**Collected data entries**
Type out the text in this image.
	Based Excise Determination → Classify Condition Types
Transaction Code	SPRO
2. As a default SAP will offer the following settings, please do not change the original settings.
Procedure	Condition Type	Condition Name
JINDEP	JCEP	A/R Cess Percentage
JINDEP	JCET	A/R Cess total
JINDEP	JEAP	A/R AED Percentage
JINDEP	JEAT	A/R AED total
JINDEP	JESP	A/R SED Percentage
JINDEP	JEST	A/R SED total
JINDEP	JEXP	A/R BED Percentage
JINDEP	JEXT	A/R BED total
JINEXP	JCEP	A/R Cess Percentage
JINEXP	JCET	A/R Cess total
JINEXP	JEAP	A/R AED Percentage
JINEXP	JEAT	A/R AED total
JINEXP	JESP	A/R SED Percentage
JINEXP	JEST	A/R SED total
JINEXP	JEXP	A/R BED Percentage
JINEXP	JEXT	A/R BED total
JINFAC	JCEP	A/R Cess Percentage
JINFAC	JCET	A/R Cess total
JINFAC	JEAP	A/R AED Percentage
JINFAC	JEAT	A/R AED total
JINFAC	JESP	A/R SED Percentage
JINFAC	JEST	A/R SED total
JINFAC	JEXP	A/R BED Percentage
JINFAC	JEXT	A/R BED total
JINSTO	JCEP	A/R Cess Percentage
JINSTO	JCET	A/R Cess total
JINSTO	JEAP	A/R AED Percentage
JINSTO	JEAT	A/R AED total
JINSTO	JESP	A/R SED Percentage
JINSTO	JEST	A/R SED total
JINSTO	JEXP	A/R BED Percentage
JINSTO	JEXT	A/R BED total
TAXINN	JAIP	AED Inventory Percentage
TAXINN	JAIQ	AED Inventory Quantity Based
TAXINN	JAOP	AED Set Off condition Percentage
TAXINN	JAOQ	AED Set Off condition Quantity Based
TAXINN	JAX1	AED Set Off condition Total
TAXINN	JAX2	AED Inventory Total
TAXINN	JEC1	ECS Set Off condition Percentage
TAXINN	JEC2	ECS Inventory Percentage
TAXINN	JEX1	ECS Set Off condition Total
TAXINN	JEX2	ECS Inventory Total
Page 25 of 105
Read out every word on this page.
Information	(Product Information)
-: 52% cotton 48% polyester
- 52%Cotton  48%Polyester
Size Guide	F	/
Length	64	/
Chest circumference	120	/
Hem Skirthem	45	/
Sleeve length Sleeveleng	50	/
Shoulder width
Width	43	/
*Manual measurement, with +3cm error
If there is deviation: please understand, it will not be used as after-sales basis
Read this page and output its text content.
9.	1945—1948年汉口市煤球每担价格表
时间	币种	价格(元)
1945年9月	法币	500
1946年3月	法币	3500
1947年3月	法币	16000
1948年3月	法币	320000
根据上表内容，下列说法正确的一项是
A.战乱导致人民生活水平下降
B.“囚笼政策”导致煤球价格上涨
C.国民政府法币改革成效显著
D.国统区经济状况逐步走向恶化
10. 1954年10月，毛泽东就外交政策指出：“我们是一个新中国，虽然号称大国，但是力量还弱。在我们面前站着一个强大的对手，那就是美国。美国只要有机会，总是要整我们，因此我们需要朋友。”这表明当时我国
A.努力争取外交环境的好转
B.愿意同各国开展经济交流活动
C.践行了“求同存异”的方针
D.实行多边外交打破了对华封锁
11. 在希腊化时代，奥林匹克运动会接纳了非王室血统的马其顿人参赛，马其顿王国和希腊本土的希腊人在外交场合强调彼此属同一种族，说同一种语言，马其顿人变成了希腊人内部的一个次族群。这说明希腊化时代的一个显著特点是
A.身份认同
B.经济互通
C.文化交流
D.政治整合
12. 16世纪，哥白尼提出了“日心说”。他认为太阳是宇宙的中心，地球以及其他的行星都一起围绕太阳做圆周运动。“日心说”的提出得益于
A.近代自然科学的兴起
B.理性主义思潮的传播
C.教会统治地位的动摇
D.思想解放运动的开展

**Written request**
Set down the listing in full, keeping every word exactly as it is.

**Correct output**
Type out the text in this image.
	Based Excise Determination → Classify Condition Types
Transaction Code	SPRO
2. As a default SAP will offer the following settings, please do not change the original settings.
Procedure	Condition Type	Condition Name
JINDEP	JCEP	A/R Cess Percentage
JINDEP	JCET	A/R Cess total
JINDEP	JEAP	A/R AED Percentage
JINDEP	JEAT	A/R AED total
JINDEP	JESP	A/R SED Percentage
JINDEP	JEST	A/R SED total
JINDEP	JEXP	A/R BED Percentage
JINDEP	JEXT	A/R BED total
JINEXP	JCEP	A/R Cess Percentage
JINEXP	JCET	A/R Cess total
JINEXP	JEAP	A/R AED Percentage
JINEXP	JEAT	A/R AED total
JINEXP	JESP	A/R SED Percentage
JINEXP	JEST	A/R SED total
JINEXP	JEXP	A/R BED Percentage
JINEXP	JEXT	A/R BED total
JINFAC	JCEP	A/R Cess Percentage
JINFAC	JCET	A/R Cess total
JINFAC	JEAP	A/R AED Percentage
JINFAC	JEAT	A/R AED total
JINFAC	JESP	A/R SED Percentage
JINFAC	JEST	A/R SED total
JINFAC	JEXP	A/R BED Percentage
JINFAC	JEXT	A/R BED total
JINSTO	JCEP	A/R Cess Percentage
JINSTO	JCET	A/R Cess total
JINSTO	JEAP	A/R AED Percentage
JINSTO	JEAT	A/R AED total
JINSTO	JESP	A/R SED Percentage
JINSTO	JEST	A/R SED total
JINSTO	JEXP	A/R BED Percentage
JINSTO	JEXT	A/R BED total
TAXINN	JAIP	AED Inventory Percentage
TAXINN	JAIQ	AED Inventory Quantity Based
TAXINN	JAOP	AED Set Off condition Percentage
TAXINN	JAOQ	AED Set Off condition Quantity Based
TAXINN	JAX1	AED Set Off condition Total
TAXINN	JAX2	AED Inventory Total
TAXINN	JEC1	ECS Set Off condition Percentage
TAXINN	JEC2	ECS Inventory Percentage
TAXINN	JEX1	ECS Set Off condition Total
TAXINN	JEX2	ECS Inventory Total
Page 25 of 105
Read out every word on this page.
Information	(Product Information)
-: 52% cotton 48% polyester
- 52%Cotton  48%Polyester
Size Guide	F	/
Length	64	/
Chest circumference	120	/
Hem Skirthem	45	/
Sleeve length Sleeveleng	50	/
Shoulder width
Width	43	/
*Manual measurement, with +3cm error
If there is deviation: please understand, it will not be used as after-sales basis
Read this page and output its text content.
9.	1945—1948年汉口市煤球每担价格表
时间	币种	价格(元)
1945年9月	法币	500
1946年3月	法币	3500
1947年3月	法币	16000
1948年3月	法币	320000
根据上表内容，下列说法正确的一项是
A.战乱导致人民生活水平下降
B.“囚笼政策”导致煤球价格上涨
C.国民政府法币改革成效显著
D.国统区经济状况逐步走向恶化
10. 1954年10月，毛泽东就外交政策指出：“我们是一个新中国，虽然号称大国，但是力量还弱。在我们面前站着一个强大的对手，那就是美国。美国只要有机会，总是要整我们，因此我们需要朋友。”这表明当时我国
A.努力争取外交环境的好转
B.愿意同各国开展经济交流活动
C.践行了“求同存异”的方针
D.实行多边外交打破了对华封锁
11. 在希腊化时代，奥林匹克运动会接纳了非王室血统的马其顿人参赛，马其顿王国和希腊本土的希腊人在外交场合强调彼此属同一种族，说同一种语言，马其顿人变成了希腊人内部的一个次族群。这说明希腊化时代的一个显著特点是
A.身份认同
B.经济互通
C.文化交流
D.政治整合
12. 16世纪，哥白尼提出了“日心说”。他认为太阳是宇宙的中心，地球以及其他的行星都一起围绕太阳做圆周运动。“日心说”的提出得益于
A.近代自然科学的兴起
B.理性主义思潮的传播
C.教会统治地位的动摇
D.思想解放运动的开展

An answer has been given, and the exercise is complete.